--- start of Data for processing ---

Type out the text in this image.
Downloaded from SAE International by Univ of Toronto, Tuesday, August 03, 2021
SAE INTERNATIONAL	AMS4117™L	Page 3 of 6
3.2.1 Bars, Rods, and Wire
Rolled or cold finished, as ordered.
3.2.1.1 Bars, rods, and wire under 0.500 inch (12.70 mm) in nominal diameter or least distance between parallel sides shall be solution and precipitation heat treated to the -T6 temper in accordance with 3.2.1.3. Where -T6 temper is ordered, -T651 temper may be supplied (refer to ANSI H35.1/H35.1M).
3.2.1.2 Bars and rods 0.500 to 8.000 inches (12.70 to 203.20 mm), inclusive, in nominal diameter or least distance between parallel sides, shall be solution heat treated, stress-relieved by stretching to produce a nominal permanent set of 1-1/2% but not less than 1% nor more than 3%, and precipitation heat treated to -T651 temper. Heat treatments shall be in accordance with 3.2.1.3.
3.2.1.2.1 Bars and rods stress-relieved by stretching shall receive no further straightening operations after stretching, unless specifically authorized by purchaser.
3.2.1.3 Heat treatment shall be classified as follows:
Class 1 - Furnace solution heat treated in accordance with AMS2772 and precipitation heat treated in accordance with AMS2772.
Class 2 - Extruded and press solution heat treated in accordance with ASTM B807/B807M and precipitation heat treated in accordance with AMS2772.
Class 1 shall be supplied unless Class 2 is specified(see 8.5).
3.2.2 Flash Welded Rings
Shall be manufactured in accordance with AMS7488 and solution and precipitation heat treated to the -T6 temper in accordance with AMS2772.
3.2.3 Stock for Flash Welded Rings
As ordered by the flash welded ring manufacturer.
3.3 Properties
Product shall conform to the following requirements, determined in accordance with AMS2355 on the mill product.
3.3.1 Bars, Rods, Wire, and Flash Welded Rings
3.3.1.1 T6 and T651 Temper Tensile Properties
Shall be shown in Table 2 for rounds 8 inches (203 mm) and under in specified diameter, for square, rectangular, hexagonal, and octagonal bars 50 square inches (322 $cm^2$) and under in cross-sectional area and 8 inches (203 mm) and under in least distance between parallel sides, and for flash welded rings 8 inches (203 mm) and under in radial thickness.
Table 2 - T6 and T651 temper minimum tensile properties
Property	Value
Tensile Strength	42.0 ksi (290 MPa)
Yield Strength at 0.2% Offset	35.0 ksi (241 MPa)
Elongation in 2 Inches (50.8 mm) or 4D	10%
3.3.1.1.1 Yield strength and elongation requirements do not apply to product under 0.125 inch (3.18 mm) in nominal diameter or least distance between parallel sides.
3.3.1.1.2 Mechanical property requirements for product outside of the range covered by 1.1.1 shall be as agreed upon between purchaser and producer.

--- end of Data for processing ---

▶ _Problem to solve_
Say how many lines above contain the string "ordered". Answer with the number only.

▶ _Solution_
3